TEXTAUSZUG:
★ ★ ★ ★
Nationalismus und Emanzipation Hand in Hand?

Irische Soldaten in Stafford Gaol nach dem gescheiterten Osteraufstand von 1916

Ostermontag 1916, Dublin – mitten im großbritischen Imperium George des V. geschieht Beispielloses: Über dem Hauptgebäude der Post wehen zwei neue Fahnen, eine grüne, mit Schriftzug der soeben ausgerufenen irischen Republik, dazu flattert etwas tiefer eine Trikolore in Grün, Weiß, Orange, die Irland gleichermaßen als Land der Katholiken (Grün) und der Protestanten (Orange) ausweist.

Kurz zuvor hatte Patrick Pearse (1879–1916) vor Passanten auf der Straße die Unabhängigkeitserklärung gegenüber England verlesen. Pearse ist Schulleiter und Schriftsteller, aber auch Herausgeber der gälischen Zeitschrift An Claidheamh Soluis, „Das Schwert des Lichts“1, dazu gläubiger Katholik, der Parallelen der Auferstehung Jesu mit der Erweckung seiner Nation sieht.

Allerdings gab es bis dahin nie einen irischen Nationalstaat.2 Auch die alte gälische Sprache und Kultur hatte sich nur in entlegenen Landesteilen erhalten, denn in den letzten Jahrhunderten waren Millionen der armen, meist gälisch sprechenden Iren nach England, Schottland, USA, Kanada, Australien, usw. ausgewandert.3

An diesem kirchlichen Feiertag scheinen die meisten der zahlreichen Spazierenden im städtebaulich gesehen sehr britisch wirkenden Zentrum von Dublin mehr verwirrt als begeistert; Zustimmung erhält Pearse für seine Rede kaum. Auch die Bewegungen der 1200 mit Gewehren Bewaffneten, die sich zunächst ohne nennenswerten Widerstand in der ganzen Stadt auf strategisch wichtige Gebäude verteilen, werden mit Misstrauen beobachtet.

Unabhängigkeitserklärung, Ostern 1916

Die meisten der Aufständischen sind einfach gekleidet, stammen aus der Arbeiterklasse. Ihr Anführer ist der Sozialist und Gewerkschaftsführer James Connolly, dessen proletarische Irish Citizen Armee (ICA) sich erst vor wenigen Tagen mit den Aufständischen der Irisch Republikanischen Bruderschaft (IRB) zusammengeschlossen haben. Vielerorts, vor allen auch in Cork und Belfast warten weitere Männer der IRB auf ihre Befehle.
★ ★ ★ ★
AUSZÜGE DER EINTRÄGE:
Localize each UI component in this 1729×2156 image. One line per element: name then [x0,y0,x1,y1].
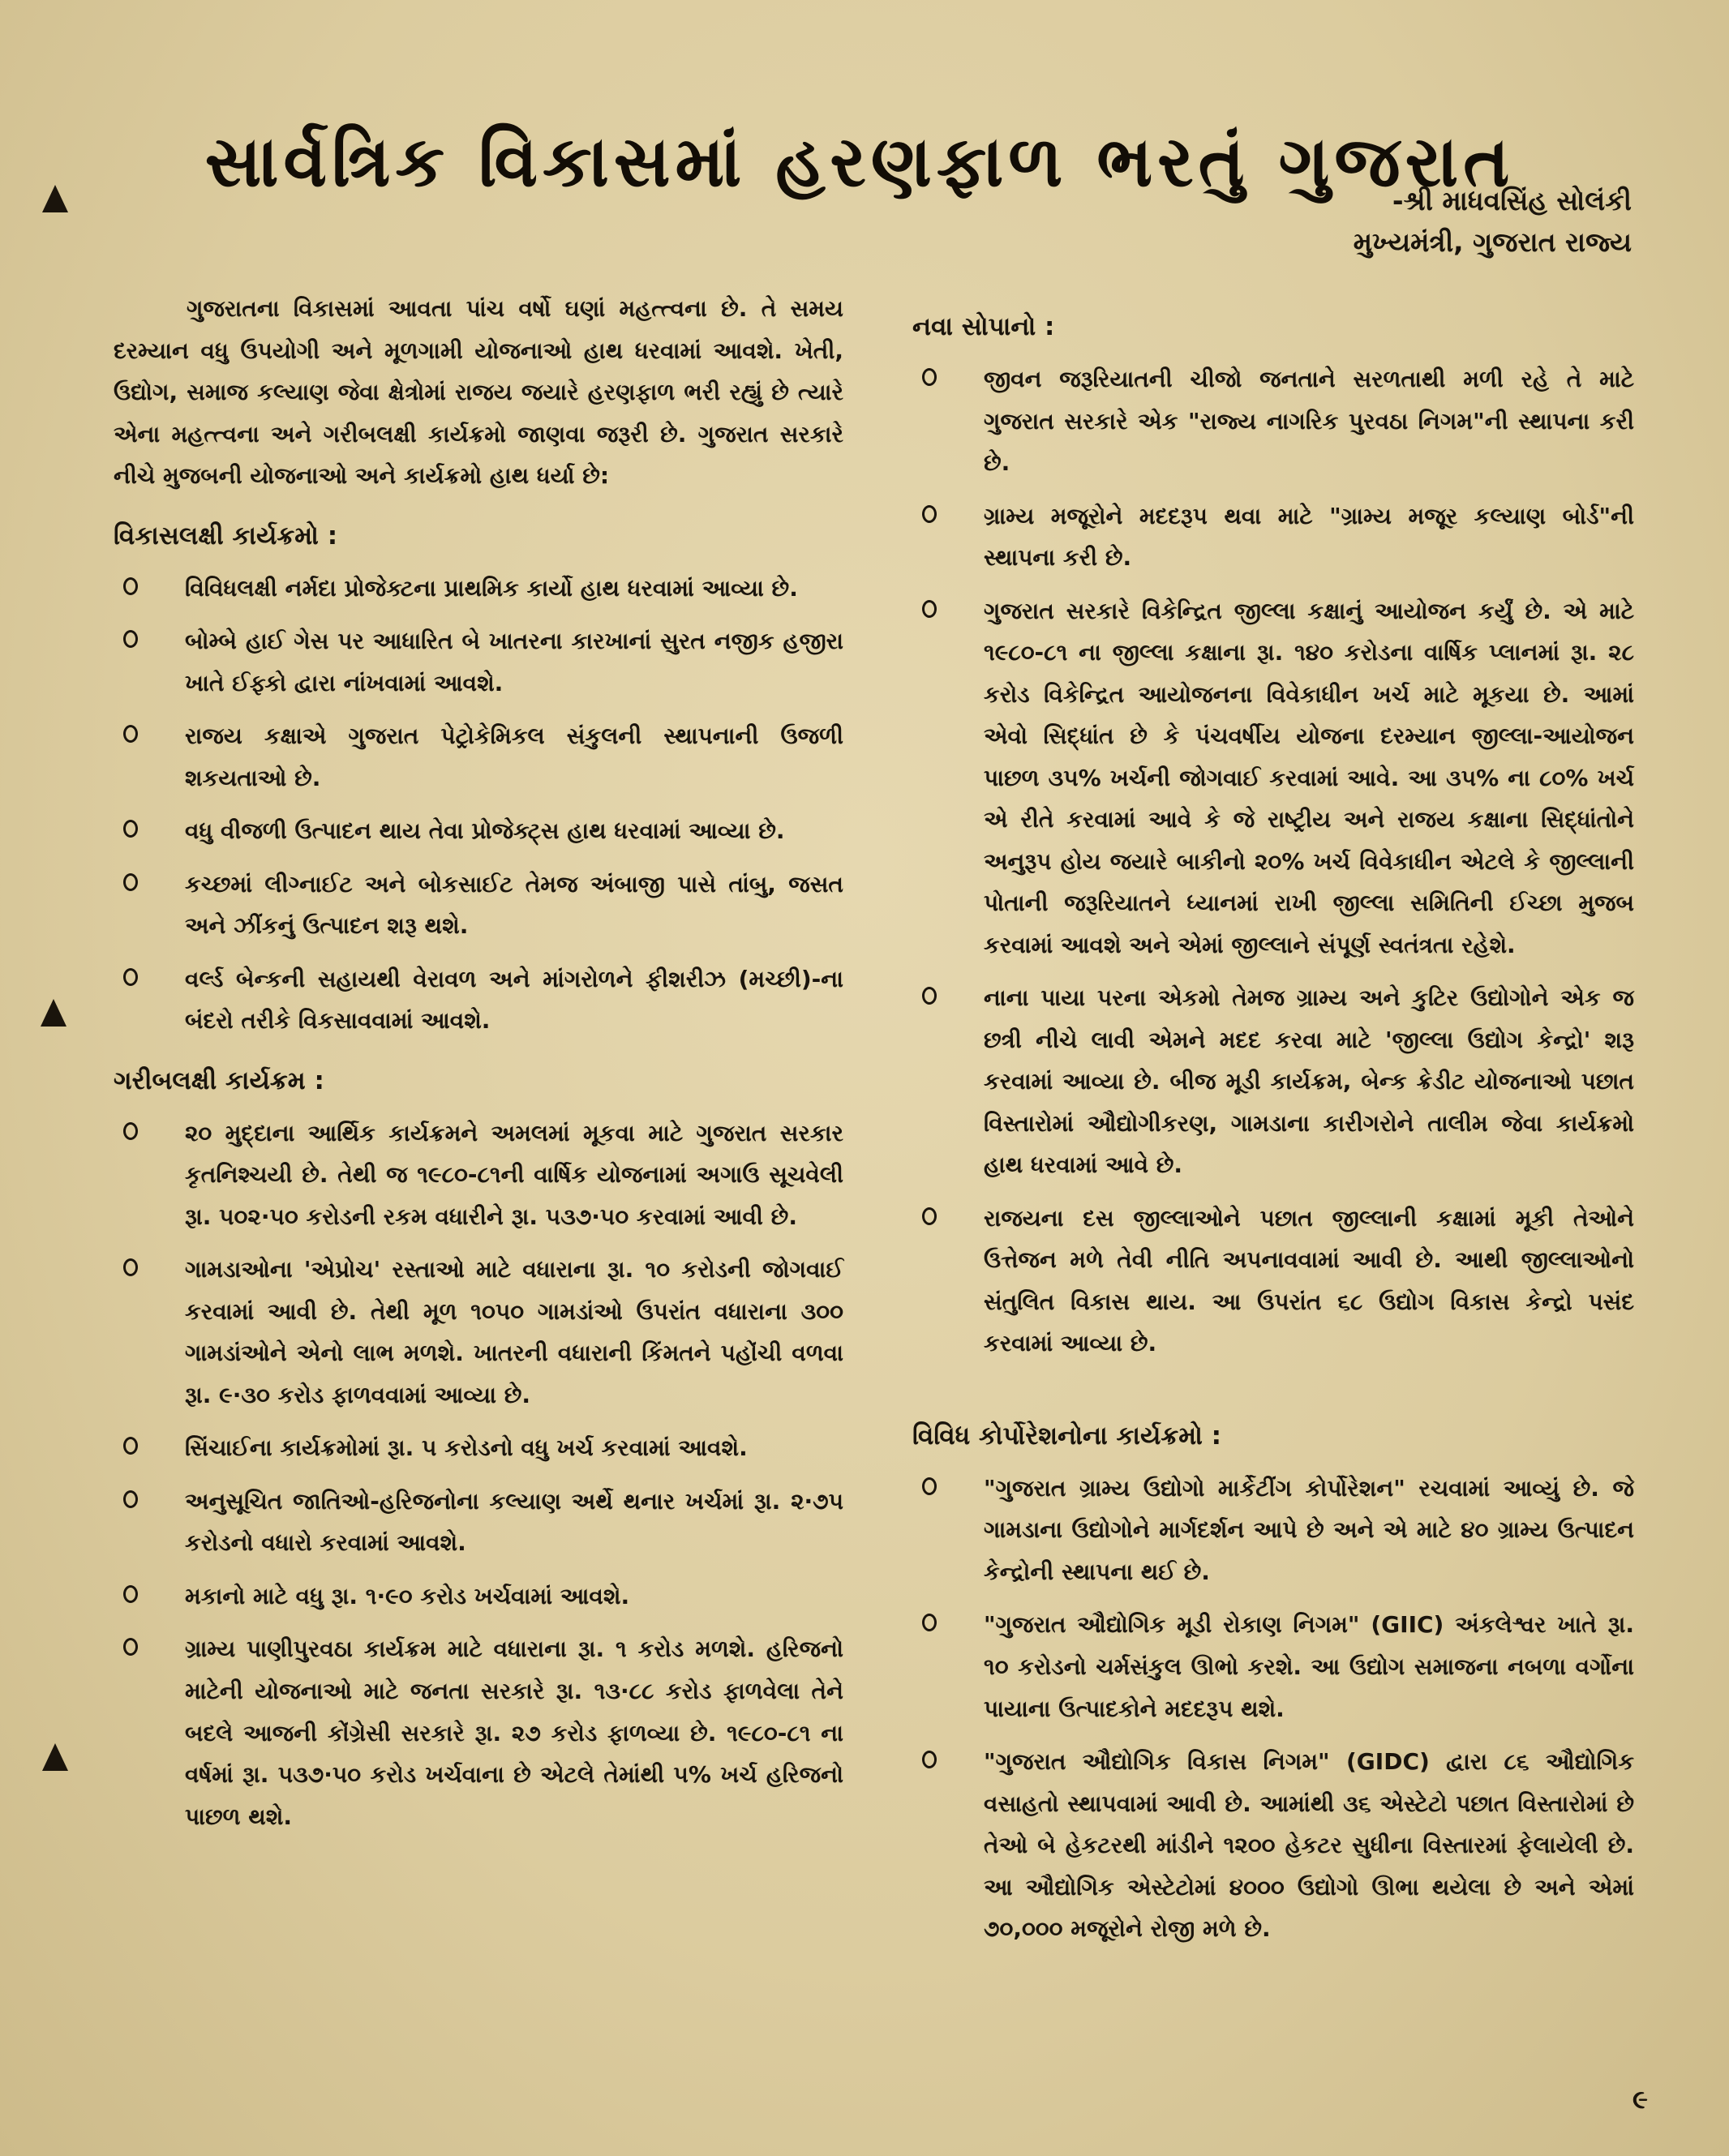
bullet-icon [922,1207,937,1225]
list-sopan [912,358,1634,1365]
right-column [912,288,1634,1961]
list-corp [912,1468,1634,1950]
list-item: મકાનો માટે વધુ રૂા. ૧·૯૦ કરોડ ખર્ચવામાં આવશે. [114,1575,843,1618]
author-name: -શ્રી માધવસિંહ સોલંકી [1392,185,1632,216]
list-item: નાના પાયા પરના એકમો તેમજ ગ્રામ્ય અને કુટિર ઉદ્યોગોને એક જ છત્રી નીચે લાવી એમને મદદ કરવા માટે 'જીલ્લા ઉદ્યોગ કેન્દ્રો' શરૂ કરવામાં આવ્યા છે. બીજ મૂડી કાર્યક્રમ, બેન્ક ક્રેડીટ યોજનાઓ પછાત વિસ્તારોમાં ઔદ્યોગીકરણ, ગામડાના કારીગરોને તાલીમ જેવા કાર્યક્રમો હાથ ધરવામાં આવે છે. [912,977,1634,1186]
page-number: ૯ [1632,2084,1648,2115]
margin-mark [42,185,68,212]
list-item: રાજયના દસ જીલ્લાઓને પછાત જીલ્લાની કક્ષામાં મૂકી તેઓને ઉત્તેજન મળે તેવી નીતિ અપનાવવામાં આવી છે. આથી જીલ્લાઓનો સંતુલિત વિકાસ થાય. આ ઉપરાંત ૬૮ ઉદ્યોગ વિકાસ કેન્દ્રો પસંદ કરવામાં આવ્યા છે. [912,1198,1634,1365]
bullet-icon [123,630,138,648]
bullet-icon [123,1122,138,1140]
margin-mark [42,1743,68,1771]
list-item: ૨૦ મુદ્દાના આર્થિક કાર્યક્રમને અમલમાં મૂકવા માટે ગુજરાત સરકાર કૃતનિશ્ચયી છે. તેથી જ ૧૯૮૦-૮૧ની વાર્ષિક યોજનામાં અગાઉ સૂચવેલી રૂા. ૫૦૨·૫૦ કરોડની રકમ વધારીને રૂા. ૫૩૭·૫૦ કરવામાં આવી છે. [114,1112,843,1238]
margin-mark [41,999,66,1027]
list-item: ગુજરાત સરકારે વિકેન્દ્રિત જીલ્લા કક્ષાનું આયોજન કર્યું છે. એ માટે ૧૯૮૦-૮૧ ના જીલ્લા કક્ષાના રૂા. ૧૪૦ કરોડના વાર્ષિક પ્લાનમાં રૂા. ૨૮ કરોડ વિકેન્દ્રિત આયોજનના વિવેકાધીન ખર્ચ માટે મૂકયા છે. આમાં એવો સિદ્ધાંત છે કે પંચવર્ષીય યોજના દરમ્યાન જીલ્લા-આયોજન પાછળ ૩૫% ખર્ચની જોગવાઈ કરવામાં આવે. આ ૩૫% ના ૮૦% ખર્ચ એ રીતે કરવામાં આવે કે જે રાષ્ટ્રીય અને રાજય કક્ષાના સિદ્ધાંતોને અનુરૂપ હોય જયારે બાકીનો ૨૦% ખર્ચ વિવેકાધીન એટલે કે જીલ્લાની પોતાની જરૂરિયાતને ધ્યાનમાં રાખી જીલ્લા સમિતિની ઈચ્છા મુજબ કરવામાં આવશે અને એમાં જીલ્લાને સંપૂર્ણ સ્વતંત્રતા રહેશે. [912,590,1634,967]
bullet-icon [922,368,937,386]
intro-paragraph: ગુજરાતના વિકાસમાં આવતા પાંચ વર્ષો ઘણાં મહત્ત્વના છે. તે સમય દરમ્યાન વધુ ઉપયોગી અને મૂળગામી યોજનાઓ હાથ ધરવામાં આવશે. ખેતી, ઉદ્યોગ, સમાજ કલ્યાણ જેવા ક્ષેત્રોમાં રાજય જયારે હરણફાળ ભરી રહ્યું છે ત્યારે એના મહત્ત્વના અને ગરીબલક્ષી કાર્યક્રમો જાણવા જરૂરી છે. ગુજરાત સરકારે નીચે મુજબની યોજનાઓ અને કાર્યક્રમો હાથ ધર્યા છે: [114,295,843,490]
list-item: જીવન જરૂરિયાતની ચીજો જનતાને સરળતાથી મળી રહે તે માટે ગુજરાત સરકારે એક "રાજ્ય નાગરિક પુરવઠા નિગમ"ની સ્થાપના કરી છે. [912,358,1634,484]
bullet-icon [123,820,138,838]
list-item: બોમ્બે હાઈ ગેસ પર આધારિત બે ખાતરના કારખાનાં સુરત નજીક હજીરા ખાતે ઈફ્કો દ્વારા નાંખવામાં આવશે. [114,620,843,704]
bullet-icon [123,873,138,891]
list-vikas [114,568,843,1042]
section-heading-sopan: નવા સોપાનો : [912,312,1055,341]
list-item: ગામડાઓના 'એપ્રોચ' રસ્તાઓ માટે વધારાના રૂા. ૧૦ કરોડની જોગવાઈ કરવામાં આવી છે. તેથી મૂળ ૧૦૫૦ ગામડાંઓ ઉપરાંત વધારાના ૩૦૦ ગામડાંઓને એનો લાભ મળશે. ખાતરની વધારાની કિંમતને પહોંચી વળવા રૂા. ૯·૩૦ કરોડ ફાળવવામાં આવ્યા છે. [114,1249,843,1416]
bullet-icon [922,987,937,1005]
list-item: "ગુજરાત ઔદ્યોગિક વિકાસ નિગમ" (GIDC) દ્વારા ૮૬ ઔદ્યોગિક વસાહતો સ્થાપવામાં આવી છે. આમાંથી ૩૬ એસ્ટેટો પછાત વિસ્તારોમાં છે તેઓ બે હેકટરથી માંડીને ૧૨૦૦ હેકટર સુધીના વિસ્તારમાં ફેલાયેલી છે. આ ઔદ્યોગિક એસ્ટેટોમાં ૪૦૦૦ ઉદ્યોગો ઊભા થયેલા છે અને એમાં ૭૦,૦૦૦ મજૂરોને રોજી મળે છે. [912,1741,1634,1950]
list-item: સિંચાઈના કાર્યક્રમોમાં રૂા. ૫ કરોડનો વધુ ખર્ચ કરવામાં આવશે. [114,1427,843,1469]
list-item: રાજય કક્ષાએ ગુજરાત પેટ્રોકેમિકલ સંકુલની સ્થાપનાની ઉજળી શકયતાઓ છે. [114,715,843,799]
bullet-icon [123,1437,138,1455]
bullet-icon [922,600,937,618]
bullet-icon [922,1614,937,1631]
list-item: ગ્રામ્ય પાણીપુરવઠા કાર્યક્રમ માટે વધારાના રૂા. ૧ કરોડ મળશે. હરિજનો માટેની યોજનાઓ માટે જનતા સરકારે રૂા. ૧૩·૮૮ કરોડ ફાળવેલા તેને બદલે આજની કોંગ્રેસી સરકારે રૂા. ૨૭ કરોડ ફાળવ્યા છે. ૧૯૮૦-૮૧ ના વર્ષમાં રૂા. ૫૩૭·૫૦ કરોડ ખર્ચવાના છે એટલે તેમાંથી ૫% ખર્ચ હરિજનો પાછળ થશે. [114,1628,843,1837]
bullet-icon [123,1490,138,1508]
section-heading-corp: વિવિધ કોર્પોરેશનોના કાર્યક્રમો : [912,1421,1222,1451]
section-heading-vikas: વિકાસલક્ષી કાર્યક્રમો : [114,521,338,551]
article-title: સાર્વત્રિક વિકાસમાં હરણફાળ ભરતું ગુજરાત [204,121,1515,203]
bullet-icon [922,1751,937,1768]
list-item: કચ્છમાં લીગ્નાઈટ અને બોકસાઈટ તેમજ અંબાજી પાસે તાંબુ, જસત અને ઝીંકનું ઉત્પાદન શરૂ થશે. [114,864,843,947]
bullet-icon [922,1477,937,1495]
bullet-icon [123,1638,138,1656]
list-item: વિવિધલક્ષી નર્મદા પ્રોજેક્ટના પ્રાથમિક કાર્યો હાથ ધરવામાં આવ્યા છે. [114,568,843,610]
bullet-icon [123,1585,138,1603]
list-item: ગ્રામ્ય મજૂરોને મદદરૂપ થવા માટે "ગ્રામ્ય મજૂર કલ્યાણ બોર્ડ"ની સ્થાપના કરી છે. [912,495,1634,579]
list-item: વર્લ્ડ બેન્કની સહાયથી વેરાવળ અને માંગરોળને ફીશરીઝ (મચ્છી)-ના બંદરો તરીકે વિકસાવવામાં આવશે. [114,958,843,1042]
★ ★ ★ ★
ÜBUNGSAUFGABE 1: Fasse bitte den Absatz „An diesem kirchlichen Feiertag …“ aus dem Text zum Osteraufstand knapper zusammen, ohne seine wesentlichen Fakten wegzulassen.
ÜBUNGSAUFGABE 2: Überarbeite im Text zum Osteraufstand alles von „Nationalismus und Emanzipation“ bis hinunter zu „seiner Nation sieht.“ und ersetze dabei „Trikolore“ durch „dreifarbige Flagge“.
Die Einträge spielen hierbei keine Rolle.

ERGEBNIS 1: Am Feiertag sind die vielen Spazierenden im britisch geprägten Zentrum Dublins eher verwirrt als begeistert, und Pearse erhält für seine Rede kaum Zustimmung. Auch die 1200 Bewaffneten, die sich fast ohne Widerstand auf strategisch wichtige Gebäude der Stadt verteilen, werden misstrauisch beobachtet.

ERGEBNIS 2:
Nationalismus und Emanzipation Hand in Hand?

Irische Soldaten in Stafford Gaol nach dem gescheiterten Osteraufstand von 1916

Ostermontag 1916, Dublin – mitten im großbritischen Imperium George des V. geschieht Beispielloses: Über dem Hauptgebäude der Post wehen zwei neue Fahnen, eine grüne, mit Schriftzug der soeben ausgerufenen irischen Republik, dazu flattert etwas tiefer eine dreifarbige Flagge in Grün, Weiß, Orange, die Irland gleichermaßen als Land der Katholiken (Grün) und der Protestanten (Orange) ausweist.

Kurz zuvor hatte Patrick Pearse (1879–1916) vor Passanten auf der Straße die Unabhängigkeitserklärung gegenüber England verlesen. Pearse ist Schulleiter und Schriftsteller, aber auch Herausgeber der gälischen Zeitschrift An Claidheamh Soluis, „Das Schwert des Lichts“1, dazu gläubiger Katholik, der Parallelen der Auferstehung Jesu mit der Erweckung seiner Nation sieht.